Directive>
Copy the data exactly; pictures stay out of the copy.

^^^^^^^^

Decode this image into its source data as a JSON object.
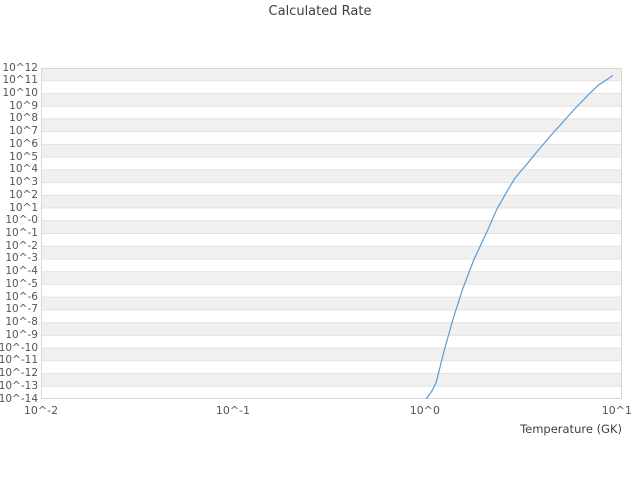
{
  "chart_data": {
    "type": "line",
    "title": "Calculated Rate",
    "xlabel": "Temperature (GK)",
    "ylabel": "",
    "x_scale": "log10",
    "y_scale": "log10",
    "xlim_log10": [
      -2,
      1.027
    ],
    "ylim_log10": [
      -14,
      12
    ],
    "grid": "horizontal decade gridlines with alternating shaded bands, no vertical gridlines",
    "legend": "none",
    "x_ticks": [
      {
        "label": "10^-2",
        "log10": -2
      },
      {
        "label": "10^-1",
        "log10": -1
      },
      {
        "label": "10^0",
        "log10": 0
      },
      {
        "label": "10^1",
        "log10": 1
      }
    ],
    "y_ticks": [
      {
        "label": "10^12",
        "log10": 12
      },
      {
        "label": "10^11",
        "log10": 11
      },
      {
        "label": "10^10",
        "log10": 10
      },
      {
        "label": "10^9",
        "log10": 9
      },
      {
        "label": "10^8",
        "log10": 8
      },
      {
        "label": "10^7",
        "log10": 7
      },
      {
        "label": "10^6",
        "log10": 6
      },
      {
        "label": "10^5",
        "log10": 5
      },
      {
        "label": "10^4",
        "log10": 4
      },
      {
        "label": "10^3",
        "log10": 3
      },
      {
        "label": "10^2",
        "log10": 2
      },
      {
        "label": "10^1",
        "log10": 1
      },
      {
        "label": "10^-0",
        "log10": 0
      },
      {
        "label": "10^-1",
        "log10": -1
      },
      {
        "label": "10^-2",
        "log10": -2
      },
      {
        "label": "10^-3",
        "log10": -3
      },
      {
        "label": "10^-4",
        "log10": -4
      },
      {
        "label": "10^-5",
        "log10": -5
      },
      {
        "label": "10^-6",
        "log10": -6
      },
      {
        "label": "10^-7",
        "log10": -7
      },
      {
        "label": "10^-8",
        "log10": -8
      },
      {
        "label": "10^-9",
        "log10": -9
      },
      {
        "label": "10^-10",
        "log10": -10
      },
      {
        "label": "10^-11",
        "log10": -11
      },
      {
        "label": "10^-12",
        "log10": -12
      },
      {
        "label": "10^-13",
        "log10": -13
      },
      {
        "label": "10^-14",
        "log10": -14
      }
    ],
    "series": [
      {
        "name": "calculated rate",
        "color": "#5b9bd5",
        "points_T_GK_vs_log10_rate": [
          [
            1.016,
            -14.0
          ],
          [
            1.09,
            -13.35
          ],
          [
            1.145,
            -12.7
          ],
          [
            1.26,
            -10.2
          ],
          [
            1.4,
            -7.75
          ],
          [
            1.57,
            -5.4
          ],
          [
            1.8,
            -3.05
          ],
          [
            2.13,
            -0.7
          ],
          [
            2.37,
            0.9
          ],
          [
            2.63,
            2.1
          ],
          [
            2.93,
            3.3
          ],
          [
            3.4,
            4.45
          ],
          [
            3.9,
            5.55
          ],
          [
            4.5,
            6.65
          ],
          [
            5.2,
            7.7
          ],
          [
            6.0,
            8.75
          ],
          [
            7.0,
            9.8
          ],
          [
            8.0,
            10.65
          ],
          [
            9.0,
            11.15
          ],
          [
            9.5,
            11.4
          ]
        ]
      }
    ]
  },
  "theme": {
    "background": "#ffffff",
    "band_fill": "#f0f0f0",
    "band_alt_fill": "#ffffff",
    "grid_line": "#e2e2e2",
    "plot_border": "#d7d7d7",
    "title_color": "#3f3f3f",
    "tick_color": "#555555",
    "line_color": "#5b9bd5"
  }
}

^^^^^^^^

Answer to this problem>
Decode this image into its source data as a JSON object.
{
  "chart_data": {
    "type": "line",
    "title": "Calculated Rate",
    "xlabel": "Temperature (GK)",
    "ylabel": "",
    "x_scale": "log10",
    "y_scale": "log10",
    "xlim_log10": [
      -2,
      1.027
    ],
    "ylim_log10": [
      -14,
      12
    ],
    "grid": "horizontal decade gridlines with alternating shaded bands, no vertical gridlines",
    "legend": "none",
    "x_ticks": [
      {
        "label": "10^-2",
        "log10": -2
      },
      {
        "label": "10^-1",
        "log10": -1
      },
      {
        "label": "10^0",
        "log10": 0
      },
      {
        "label": "10^1",
        "log10": 1
      }
    ],
    "y_ticks": [
      {
        "label": "10^12",
        "log10": 12
      },
      {
        "label": "10^11",
        "log10": 11
      },
      {
        "label": "10^10",
        "log10": 10
      },
      {
        "label": "10^9",
        "log10": 9
      },
      {
        "label": "10^8",
        "log10": 8
      },
      {
        "label": "10^7",
        "log10": 7
      },
      {
        "label": "10^6",
        "log10": 6
      },
      {
        "label": "10^5",
        "log10": 5
      },
      {
        "label": "10^4",
        "log10": 4
      },
      {
        "label": "10^3",
        "log10": 3
      },
      {
        "label": "10^2",
        "log10": 2
      },
      {
        "label": "10^1",
        "log10": 1
      },
      {
        "label": "10^-0",
        "log10": 0
      },
      {
        "label": "10^-1",
        "log10": -1
      },
      {
        "label": "10^-2",
        "log10": -2
      },
      {
        "label": "10^-3",
        "log10": -3
      },
      {
        "label": "10^-4",
        "log10": -4
      },
      {
        "label": "10^-5",
        "log10": -5
      },
      {
        "label": "10^-6",
        "log10": -6
      },
      {
        "label": "10^-7",
        "log10": -7
      },
      {
        "label": "10^-8",
        "log10": -8
      },
      {
        "label": "10^-9",
        "log10": -9
      },
      {
        "label": "10^-10",
        "log10": -10
      },
      {
        "label": "10^-11",
        "log10": -11
      },
      {
        "label": "10^-12",
        "log10": -12
      },
      {
        "label": "10^-13",
        "log10": -13
      },
      {
        "label": "10^-14",
        "log10": -14
      }
    ],
    "series": [
      {
        "name": "calculated rate",
        "color": "#5b9bd5",
        "points_T_GK_vs_log10_rate": [
          [
            1.016,
            -14.0
          ],
          [
            1.09,
            -13.35
          ],
          [
            1.145,
            -12.7
          ],
          [
            1.26,
            -10.2
          ],
          [
            1.4,
            -7.75
          ],
          [
            1.57,
            -5.4
          ],
          [
            1.8,
            -3.05
          ],
          [
            2.13,
            -0.7
          ],
          [
            2.37,
            0.9
          ],
          [
            2.63,
            2.1
          ],
          [
            2.93,
            3.3
          ],
          [
            3.4,
            4.45
          ],
          [
            3.9,
            5.55
          ],
          [
            4.5,
            6.65
          ],
          [
            5.2,
            7.7
          ],
          [
            6.0,
            8.75
          ],
          [
            7.0,
            9.8
          ],
          [
            8.0,
            10.65
          ],
          [
            9.0,
            11.15
          ],
          [
            9.5,
            11.4
          ]
        ]
      }
    ]
  },
  "theme": {
    "background": "#ffffff",
    "band_fill": "#f0f0f0",
    "band_alt_fill": "#ffffff",
    "grid_line": "#e2e2e2",
    "plot_border": "#d7d7d7",
    "title_color": "#3f3f3f",
    "tick_color": "#555555",
    "line_color": "#5b9bd5"
  }
}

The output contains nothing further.